**Вопросы для ответа**
#1 Ответьте по фрагменту воспоминаний о Шилейке:
(a) Где были проведены два летних месяца 1924 года?
(b) Где появилось единственное летнее пальто и из какой материи оно было сшито?
(c) Как звали сенбернара, встретившего гостей?
#2 Продолжите фрагмент воспоминаний о Шилейке, начав сразу после его последней фразы.

Два летних месяца 1924 года мы провели в Апрелевке, доме отдыха Госиздата, расположенном в бывшей помещичьей усадьбе. Датировать эти месяцы легко — земляничный сезон. Я собирала землянику быстрее всех деревенских девок. В Ленинград мы ездили до Апрелевки. Поездку тоже можно датировать по мелким деталям. Мы отправились в Мраморный дворец к Шилейке и по дороге встретили его. Мы были легко одеты — скорее всего, без пальто, потому что единственное в моей жизни летнее пальто у меня появилось только в Воронеже и было сшито из материи, купленной в Торгсине (валютный магазин того времени, куда у меня была сотня за страховой полис отца). Шилейко, высокий, худой, диковатый, шел в шубе. Мандельштам спросил, почему он так тепло одет. Шилейко объяснил, что из-за проклятого туберкулеза его всегда знобит. У Шилейки были две смежные комнаты. Нас встретил Тапка, сенбернар. Шилейко сказал, что у него всегда найдется приют для бродячих собак, — «так было и с Аничкой», — прибавил он. Мы промолчали.

**Зафиксированные данные**
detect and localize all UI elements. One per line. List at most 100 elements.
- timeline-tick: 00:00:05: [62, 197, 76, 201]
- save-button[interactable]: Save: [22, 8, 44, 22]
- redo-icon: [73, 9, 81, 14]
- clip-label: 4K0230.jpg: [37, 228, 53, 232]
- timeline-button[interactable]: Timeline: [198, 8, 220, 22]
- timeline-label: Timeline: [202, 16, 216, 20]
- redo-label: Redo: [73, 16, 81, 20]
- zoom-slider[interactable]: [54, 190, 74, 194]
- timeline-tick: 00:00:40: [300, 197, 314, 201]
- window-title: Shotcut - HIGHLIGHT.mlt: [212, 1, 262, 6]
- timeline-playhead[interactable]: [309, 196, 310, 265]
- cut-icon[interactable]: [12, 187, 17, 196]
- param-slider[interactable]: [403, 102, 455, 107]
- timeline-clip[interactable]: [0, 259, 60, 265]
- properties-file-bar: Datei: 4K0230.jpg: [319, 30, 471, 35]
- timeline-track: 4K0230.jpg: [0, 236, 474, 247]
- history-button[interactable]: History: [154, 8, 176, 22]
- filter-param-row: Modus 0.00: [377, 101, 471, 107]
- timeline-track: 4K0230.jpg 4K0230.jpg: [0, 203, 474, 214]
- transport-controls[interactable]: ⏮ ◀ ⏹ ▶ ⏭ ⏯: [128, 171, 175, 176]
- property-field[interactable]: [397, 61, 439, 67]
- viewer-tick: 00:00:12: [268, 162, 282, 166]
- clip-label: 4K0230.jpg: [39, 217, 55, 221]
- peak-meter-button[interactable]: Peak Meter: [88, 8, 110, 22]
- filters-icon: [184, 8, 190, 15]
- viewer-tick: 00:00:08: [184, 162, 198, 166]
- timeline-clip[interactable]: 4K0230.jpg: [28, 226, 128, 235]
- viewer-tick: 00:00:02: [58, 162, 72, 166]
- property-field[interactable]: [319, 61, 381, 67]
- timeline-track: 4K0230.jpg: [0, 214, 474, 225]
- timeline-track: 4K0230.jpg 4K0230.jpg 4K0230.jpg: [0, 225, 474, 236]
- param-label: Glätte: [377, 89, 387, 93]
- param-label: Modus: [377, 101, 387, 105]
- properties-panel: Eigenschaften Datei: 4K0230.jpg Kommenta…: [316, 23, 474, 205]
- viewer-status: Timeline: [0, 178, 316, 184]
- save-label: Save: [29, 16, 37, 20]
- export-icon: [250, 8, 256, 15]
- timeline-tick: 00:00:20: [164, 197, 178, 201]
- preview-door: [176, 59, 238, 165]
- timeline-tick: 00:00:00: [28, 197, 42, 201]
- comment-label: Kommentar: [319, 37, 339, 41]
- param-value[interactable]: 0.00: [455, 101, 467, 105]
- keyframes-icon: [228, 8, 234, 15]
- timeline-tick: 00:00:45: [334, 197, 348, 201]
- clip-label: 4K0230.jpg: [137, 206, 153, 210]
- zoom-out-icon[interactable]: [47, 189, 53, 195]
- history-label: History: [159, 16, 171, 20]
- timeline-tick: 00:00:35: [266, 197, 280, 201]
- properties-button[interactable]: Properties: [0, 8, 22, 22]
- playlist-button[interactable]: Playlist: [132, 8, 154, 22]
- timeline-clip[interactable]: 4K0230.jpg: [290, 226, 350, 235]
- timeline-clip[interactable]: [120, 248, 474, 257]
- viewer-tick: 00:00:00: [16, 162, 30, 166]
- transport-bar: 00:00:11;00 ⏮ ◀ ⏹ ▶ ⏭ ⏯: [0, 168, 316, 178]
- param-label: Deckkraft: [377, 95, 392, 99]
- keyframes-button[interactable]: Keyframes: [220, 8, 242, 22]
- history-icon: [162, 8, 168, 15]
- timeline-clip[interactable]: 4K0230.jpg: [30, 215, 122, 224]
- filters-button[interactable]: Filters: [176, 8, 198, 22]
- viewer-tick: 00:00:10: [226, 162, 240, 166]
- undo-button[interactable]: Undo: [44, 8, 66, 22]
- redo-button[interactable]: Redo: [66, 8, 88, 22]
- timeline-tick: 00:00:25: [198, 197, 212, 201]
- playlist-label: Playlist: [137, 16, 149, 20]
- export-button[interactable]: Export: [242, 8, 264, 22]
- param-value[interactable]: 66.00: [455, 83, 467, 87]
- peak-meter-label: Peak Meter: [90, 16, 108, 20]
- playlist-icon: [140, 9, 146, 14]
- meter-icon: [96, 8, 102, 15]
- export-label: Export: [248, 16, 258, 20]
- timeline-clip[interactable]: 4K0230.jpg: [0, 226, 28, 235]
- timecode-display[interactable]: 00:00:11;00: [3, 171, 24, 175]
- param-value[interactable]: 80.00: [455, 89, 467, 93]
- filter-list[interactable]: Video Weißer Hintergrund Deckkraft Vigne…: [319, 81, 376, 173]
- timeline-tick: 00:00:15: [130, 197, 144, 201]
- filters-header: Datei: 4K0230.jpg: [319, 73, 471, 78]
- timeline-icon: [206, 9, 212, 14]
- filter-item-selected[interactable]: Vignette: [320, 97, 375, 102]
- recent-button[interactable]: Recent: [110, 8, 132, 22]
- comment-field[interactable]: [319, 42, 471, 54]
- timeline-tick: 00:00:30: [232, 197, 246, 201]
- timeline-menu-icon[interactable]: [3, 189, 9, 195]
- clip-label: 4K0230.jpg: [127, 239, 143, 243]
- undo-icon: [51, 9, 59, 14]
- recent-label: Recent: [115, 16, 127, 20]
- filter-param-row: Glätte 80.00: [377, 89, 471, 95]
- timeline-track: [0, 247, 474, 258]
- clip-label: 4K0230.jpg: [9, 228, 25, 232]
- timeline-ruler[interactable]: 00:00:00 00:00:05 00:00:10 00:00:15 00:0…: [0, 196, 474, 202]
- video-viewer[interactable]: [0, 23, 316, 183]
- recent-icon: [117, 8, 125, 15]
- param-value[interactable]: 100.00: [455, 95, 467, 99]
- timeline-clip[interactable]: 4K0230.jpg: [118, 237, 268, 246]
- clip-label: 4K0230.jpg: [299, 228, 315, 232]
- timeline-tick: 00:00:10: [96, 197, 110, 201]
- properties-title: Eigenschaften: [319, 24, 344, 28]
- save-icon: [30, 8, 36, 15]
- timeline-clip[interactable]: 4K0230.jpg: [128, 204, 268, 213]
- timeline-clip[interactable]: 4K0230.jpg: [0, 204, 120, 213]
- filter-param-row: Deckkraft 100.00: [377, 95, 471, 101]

**Ответы по заданиям**
#1
(a) В Апрелевке, в доме отдыха Госиздата, расположенном в бывшей помещичьей усадьбе.
(b) В Воронеже; оно было сшито из материи, купленной в Торгсине.
(c) Тапка.

#2
Шилейко долго дразнил собаку принесенной булкой. Пес страдал, становился на задние лапы во весь свой громадный рост и клал передние на плечи Шилейке, а тот показывал булку, но брать не позволял. Мандельштам возмутился: «Что вы мучите собаку? Отдайте Тапке булку — он ее давно заслужил... А с Аничкой вы тоже так обращались?» Шилейко ответил, что не отдаст булку: чем больше пес будет стараться из-за куска, тем кусок покажется сладостней. Нашим властям это хорошо известно. Они заставляют нас (или он сказал: вас?) долго скулить, пока не бросят кусок. (Я заметила, что булка была французская, крохотная — так же мало для сенбернара, как тех жалких получек, которые бросаются скулящим людям...) Изложив теорию воспитания граждан и собак, Шилейко без перехода спросил Мандельштама: «Я слышал, что вы написали стихи «низко кланяюсь». Правда ли?» По смутным признакам, приведенным Шилейкой, стало ясно, что доброжелатели так расценили «1 января 1924».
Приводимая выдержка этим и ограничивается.